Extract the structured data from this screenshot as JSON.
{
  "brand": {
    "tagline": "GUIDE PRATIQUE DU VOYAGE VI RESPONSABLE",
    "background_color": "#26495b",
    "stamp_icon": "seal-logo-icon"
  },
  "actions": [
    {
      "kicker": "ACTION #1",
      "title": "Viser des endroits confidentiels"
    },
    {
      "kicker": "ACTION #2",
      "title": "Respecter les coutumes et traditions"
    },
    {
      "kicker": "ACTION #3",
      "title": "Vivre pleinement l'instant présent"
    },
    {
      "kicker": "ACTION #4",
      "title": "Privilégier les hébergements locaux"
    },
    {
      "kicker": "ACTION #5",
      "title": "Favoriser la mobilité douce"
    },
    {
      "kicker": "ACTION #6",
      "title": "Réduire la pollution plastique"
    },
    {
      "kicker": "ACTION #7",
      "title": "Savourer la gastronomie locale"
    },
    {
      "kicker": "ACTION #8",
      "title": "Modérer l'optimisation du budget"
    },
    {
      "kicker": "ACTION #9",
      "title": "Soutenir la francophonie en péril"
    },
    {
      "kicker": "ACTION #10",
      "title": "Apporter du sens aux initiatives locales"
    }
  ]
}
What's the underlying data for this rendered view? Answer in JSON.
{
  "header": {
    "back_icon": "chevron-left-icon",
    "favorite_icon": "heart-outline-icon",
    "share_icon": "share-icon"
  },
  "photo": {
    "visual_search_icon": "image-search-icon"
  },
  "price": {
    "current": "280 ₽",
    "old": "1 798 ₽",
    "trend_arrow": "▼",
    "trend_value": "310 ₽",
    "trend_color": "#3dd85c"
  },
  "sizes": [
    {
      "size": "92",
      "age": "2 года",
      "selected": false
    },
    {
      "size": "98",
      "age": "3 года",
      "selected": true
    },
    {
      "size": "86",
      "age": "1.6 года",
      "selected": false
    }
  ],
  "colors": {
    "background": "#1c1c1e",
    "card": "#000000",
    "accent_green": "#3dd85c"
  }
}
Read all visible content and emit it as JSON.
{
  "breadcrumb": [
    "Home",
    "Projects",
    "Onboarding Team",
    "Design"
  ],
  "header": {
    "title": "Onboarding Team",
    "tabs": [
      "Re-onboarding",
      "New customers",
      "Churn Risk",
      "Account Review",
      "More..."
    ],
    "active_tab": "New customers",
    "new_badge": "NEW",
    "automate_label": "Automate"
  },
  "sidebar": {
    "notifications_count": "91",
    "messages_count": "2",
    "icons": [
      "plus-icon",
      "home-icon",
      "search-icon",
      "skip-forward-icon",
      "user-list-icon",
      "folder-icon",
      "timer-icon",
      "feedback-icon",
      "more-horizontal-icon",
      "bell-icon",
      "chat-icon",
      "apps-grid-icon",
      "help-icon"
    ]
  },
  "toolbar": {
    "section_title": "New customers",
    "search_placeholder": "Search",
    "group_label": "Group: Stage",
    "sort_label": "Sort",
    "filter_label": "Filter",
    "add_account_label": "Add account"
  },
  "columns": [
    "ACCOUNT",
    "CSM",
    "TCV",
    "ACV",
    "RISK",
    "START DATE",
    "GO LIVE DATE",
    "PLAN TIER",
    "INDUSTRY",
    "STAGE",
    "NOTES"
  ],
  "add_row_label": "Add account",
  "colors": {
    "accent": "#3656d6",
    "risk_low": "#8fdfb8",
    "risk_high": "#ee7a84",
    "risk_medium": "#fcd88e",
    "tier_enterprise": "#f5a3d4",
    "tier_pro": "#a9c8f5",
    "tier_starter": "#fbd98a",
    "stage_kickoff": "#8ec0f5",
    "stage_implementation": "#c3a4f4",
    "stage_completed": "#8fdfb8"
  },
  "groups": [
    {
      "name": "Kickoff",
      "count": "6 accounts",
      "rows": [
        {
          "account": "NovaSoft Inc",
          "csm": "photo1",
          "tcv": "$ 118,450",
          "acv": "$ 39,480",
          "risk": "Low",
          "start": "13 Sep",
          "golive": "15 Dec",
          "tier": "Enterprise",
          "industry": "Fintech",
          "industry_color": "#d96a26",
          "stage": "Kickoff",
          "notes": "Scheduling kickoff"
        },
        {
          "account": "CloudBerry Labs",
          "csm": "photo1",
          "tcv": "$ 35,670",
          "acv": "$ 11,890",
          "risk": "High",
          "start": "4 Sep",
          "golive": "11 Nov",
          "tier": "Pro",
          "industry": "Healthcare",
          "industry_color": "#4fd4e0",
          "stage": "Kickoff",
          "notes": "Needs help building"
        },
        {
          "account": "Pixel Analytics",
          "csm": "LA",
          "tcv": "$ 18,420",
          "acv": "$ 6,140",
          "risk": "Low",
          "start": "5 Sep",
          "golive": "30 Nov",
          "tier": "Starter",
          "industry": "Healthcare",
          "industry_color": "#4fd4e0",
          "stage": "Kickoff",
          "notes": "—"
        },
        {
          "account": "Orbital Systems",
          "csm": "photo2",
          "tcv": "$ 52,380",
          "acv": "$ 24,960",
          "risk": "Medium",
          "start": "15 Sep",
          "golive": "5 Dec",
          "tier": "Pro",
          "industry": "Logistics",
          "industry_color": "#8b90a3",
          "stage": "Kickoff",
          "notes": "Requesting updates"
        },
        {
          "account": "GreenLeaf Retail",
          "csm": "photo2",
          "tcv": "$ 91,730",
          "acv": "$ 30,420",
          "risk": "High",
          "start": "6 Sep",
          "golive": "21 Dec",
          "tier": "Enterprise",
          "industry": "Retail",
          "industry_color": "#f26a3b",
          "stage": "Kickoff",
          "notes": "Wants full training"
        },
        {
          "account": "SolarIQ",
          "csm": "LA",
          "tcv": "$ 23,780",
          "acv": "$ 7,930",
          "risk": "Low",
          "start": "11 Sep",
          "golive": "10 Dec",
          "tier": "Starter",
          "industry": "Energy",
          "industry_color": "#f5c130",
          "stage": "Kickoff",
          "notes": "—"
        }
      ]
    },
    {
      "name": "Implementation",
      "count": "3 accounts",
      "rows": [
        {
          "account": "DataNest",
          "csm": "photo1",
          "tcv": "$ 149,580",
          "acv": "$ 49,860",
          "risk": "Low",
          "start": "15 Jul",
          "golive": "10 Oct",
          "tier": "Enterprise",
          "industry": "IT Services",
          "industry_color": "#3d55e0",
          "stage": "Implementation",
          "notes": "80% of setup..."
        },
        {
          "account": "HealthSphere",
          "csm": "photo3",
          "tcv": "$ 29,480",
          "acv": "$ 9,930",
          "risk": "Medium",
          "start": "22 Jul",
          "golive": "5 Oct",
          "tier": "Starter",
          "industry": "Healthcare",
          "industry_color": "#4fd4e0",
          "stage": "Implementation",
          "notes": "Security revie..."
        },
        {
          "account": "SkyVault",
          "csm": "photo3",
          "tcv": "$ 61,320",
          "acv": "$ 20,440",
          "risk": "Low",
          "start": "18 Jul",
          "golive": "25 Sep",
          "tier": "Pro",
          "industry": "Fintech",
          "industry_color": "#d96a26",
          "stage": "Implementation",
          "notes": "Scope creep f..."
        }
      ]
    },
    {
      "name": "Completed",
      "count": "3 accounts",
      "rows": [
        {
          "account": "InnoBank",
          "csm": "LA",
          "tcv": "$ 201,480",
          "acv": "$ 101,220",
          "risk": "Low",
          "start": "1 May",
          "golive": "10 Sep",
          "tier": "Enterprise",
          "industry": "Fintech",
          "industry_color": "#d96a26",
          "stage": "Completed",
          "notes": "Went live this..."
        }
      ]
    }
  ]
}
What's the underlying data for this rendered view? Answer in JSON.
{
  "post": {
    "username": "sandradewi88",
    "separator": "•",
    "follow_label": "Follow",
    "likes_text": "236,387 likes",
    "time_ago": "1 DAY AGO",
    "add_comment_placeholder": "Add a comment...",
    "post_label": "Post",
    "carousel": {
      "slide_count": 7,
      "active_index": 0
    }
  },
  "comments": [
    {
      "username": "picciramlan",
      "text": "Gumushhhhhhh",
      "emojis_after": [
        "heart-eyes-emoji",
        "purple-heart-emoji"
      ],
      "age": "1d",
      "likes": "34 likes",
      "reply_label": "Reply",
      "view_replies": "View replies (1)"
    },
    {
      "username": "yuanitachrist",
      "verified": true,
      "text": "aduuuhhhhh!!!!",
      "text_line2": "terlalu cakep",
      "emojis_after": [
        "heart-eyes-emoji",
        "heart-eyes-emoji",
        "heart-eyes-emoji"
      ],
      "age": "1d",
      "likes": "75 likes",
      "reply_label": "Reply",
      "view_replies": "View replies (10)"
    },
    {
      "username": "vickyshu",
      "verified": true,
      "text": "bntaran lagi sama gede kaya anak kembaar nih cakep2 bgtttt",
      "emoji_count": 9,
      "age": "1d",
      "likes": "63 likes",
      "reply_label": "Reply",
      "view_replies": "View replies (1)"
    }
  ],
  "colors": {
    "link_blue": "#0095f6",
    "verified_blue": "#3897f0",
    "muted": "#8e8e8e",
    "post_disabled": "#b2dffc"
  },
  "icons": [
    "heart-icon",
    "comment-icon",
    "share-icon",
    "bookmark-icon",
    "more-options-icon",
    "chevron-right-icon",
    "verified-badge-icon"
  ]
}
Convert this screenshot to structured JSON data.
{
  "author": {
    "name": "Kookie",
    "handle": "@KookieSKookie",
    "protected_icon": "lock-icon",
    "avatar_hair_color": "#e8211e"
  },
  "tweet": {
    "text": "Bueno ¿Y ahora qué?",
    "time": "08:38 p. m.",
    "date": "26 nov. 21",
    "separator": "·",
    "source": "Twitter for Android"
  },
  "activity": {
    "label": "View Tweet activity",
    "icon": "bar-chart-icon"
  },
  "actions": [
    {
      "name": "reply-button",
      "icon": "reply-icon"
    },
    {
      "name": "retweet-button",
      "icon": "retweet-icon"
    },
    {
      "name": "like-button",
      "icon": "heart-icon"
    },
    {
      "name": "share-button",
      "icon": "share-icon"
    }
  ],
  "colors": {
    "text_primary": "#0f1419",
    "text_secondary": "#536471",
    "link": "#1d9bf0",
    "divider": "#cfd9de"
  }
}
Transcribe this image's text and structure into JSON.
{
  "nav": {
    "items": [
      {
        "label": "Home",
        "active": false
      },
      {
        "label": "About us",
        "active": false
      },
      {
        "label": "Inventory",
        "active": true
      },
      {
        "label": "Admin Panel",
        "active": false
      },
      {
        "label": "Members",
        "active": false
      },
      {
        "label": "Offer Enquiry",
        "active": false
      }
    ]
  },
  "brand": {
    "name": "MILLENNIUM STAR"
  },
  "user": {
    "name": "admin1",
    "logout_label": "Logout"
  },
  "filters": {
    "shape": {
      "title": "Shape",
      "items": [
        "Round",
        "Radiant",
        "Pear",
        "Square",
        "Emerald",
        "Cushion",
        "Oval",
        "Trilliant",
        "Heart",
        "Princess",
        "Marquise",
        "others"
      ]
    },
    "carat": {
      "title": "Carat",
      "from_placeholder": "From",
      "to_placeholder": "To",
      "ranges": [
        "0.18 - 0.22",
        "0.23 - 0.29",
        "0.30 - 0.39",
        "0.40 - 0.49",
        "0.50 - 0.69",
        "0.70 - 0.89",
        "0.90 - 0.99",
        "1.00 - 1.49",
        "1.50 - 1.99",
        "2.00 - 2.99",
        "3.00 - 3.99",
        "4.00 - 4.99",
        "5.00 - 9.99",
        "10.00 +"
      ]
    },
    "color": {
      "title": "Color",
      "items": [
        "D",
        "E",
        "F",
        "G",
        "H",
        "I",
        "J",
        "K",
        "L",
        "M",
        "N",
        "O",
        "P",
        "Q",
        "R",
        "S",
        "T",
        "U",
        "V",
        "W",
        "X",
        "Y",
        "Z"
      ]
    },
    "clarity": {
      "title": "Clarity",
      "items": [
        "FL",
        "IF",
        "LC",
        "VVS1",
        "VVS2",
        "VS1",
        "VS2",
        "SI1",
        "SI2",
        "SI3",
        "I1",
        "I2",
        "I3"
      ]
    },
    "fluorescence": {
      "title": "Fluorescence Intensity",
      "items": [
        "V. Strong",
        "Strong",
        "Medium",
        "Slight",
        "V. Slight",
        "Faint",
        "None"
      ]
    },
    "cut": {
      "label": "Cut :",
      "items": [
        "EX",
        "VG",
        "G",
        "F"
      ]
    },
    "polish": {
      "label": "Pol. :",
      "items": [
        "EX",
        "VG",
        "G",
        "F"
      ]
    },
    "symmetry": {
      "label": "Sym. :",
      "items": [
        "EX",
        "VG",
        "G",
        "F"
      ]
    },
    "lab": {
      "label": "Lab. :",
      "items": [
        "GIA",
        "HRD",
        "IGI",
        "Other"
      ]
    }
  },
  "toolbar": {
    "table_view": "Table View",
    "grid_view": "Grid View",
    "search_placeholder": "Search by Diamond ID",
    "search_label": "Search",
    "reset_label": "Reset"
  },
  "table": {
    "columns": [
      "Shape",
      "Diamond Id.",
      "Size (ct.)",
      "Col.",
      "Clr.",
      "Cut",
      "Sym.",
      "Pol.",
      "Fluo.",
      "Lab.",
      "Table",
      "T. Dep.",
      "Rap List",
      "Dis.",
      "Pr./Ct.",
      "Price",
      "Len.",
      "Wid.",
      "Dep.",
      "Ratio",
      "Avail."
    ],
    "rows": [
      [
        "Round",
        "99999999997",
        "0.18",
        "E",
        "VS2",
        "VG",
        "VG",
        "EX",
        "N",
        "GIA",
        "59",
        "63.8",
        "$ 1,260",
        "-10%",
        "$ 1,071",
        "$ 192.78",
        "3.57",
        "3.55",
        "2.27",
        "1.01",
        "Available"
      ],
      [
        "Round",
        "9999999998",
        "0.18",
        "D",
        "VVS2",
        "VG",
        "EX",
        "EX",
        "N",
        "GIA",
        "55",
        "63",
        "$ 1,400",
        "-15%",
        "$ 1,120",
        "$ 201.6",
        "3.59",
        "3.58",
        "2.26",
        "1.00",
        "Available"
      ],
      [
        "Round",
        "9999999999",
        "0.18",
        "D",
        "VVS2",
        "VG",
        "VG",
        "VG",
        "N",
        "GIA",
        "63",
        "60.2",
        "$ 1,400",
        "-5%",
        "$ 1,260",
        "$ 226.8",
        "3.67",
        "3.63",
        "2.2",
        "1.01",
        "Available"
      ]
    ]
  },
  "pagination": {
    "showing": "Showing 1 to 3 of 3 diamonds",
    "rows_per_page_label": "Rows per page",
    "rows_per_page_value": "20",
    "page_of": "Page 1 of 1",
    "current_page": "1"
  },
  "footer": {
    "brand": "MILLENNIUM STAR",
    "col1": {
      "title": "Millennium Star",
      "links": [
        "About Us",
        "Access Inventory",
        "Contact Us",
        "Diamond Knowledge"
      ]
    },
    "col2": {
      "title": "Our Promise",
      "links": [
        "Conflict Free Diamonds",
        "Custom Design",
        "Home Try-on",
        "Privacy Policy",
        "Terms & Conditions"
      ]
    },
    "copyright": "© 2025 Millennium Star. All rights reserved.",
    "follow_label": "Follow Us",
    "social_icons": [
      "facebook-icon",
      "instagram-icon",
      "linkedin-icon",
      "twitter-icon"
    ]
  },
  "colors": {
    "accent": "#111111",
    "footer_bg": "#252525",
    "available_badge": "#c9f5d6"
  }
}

TASK STATEMENT:
Identify and extract each line of the listing that contains "button".

ANSWER TO THE TASK:
      "name": "reply-button",
      "name": "retweet-button",
      "name": "like-button",
      "name": "share-button",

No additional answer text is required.